Problem to work on> Transcribe the lines word for word, beginning at the first line and stopping after the line that contains "top-data-point bbox=[324, 178, 330, 185]".

(Listings of elements and their boxes)
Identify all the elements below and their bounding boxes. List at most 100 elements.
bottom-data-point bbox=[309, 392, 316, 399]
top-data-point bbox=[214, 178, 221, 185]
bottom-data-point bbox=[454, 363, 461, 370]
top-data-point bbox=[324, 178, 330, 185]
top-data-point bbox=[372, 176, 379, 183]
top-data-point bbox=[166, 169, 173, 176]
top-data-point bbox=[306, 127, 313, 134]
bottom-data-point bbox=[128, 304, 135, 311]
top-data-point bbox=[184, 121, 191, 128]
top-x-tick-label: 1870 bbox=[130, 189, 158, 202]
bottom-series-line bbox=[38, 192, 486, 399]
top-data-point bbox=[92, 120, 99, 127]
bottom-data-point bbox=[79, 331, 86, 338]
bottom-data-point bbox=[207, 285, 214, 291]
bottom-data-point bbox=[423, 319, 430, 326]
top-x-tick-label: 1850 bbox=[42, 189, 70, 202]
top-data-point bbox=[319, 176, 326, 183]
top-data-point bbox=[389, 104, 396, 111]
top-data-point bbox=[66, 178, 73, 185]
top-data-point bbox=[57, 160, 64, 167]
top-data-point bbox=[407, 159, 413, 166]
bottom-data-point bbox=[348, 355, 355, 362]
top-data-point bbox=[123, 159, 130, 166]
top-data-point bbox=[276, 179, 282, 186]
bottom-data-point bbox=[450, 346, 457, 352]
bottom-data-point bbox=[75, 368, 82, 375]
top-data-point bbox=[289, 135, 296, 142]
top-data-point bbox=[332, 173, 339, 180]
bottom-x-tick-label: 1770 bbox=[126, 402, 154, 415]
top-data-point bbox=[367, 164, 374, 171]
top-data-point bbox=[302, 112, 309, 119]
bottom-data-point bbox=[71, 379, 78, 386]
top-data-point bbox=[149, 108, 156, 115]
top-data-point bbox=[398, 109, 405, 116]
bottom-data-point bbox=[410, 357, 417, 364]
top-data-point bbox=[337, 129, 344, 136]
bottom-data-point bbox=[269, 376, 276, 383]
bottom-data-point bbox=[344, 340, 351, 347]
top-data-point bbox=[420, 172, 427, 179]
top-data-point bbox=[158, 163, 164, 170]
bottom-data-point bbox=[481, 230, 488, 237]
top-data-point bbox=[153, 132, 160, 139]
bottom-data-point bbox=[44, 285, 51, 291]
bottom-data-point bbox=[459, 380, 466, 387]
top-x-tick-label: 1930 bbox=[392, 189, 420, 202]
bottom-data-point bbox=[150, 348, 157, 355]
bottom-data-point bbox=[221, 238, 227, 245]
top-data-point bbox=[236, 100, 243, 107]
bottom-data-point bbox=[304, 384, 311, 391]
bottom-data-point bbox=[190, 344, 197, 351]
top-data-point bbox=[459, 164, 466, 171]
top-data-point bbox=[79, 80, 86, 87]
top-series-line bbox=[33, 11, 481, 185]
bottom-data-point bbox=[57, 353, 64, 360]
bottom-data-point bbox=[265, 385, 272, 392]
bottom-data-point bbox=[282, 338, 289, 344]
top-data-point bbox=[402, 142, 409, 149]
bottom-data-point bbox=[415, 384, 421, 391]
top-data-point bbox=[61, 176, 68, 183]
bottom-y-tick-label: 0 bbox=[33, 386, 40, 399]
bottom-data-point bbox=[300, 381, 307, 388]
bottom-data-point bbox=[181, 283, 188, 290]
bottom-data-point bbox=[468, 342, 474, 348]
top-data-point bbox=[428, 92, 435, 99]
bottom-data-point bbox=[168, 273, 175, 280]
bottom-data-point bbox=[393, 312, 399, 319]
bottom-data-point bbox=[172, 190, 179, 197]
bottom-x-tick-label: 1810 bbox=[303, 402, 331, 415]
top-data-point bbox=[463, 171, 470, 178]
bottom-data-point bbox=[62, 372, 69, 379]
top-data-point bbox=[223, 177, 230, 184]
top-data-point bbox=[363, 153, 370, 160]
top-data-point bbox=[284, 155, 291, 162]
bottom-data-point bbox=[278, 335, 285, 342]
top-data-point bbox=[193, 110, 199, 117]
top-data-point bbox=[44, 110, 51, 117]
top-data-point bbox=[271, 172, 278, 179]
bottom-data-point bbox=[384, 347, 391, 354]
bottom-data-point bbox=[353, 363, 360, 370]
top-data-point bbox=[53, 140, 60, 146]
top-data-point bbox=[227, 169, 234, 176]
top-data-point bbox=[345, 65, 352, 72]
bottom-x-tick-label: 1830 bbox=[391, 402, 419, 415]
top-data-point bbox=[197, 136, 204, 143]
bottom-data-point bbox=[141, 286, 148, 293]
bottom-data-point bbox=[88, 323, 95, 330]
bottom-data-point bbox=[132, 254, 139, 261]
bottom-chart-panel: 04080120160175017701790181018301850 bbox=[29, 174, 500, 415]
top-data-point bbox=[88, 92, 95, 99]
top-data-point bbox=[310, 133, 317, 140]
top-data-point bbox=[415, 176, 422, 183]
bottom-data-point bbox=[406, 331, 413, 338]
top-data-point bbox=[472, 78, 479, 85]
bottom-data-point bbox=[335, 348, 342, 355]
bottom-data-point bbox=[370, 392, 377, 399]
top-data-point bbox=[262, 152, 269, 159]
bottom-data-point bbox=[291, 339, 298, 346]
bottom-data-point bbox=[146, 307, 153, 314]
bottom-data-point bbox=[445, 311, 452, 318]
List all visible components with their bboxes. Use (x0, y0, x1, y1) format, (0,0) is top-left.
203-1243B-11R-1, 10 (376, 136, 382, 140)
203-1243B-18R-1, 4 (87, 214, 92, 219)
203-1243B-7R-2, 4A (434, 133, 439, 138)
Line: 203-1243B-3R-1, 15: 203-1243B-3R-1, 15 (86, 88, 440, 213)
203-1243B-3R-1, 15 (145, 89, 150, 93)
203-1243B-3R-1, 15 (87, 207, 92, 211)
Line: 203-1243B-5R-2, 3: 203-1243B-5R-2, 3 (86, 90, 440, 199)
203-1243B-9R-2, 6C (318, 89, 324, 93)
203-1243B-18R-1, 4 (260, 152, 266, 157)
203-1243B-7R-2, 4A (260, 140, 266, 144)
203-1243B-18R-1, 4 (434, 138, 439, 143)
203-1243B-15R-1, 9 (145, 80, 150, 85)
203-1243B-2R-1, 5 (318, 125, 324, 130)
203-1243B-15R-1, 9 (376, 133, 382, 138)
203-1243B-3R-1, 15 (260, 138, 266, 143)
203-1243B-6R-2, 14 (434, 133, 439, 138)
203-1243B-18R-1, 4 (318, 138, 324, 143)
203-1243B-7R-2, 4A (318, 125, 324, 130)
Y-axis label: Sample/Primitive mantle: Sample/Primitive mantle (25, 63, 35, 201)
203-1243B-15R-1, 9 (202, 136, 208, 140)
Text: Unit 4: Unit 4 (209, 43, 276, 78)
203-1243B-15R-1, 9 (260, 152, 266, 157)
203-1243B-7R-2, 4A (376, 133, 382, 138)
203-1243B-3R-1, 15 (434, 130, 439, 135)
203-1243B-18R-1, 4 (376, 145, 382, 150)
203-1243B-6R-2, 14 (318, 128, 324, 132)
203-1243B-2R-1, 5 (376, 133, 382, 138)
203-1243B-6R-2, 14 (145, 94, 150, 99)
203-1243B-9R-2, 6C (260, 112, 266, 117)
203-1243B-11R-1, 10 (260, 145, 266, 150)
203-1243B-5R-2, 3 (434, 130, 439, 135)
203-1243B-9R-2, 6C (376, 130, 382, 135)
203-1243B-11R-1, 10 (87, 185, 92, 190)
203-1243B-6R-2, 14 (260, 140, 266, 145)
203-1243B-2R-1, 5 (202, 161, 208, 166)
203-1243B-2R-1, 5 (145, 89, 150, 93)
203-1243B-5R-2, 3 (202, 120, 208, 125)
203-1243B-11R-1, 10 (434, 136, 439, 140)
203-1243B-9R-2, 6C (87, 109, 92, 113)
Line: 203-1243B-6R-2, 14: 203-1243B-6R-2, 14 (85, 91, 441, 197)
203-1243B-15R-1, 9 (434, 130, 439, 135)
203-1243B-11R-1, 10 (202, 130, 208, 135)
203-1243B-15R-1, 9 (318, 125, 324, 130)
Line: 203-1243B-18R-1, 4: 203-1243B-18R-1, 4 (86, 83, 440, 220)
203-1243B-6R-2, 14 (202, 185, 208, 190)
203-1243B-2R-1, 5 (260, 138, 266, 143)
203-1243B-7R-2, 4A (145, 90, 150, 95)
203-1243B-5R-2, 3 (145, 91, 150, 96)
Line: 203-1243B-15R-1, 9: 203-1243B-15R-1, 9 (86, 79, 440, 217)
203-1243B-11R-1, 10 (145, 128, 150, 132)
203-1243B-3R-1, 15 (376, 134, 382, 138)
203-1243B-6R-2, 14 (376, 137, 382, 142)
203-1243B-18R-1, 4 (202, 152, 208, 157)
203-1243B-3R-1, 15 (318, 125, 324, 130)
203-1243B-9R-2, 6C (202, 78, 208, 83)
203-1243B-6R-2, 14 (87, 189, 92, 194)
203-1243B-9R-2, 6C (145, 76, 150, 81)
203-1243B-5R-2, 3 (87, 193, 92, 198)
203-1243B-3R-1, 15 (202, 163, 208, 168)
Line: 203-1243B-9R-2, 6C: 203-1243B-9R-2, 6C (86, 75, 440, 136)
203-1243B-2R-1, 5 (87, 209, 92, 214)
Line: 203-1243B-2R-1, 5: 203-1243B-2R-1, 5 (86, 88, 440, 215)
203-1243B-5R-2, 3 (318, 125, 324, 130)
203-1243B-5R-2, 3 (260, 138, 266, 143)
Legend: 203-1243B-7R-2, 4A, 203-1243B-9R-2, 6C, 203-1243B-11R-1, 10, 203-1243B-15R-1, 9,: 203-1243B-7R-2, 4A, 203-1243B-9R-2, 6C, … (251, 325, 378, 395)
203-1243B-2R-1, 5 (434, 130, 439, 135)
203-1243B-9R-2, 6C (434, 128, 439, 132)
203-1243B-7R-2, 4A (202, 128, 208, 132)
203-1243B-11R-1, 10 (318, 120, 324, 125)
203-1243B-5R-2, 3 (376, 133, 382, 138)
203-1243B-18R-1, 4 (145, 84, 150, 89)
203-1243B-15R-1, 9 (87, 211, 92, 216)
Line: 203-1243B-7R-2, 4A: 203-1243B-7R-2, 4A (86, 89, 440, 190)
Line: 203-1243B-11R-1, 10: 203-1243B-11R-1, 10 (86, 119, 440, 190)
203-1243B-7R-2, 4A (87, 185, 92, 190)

Output of the exercise>
Identify all the elements below and their bounding boxes. List at most 100 elements.
bottom-data-point bbox=[309, 392, 316, 399]
top-data-point bbox=[214, 178, 221, 185]
bottom-data-point bbox=[454, 363, 461, 370]
top-data-point bbox=[324, 178, 330, 185]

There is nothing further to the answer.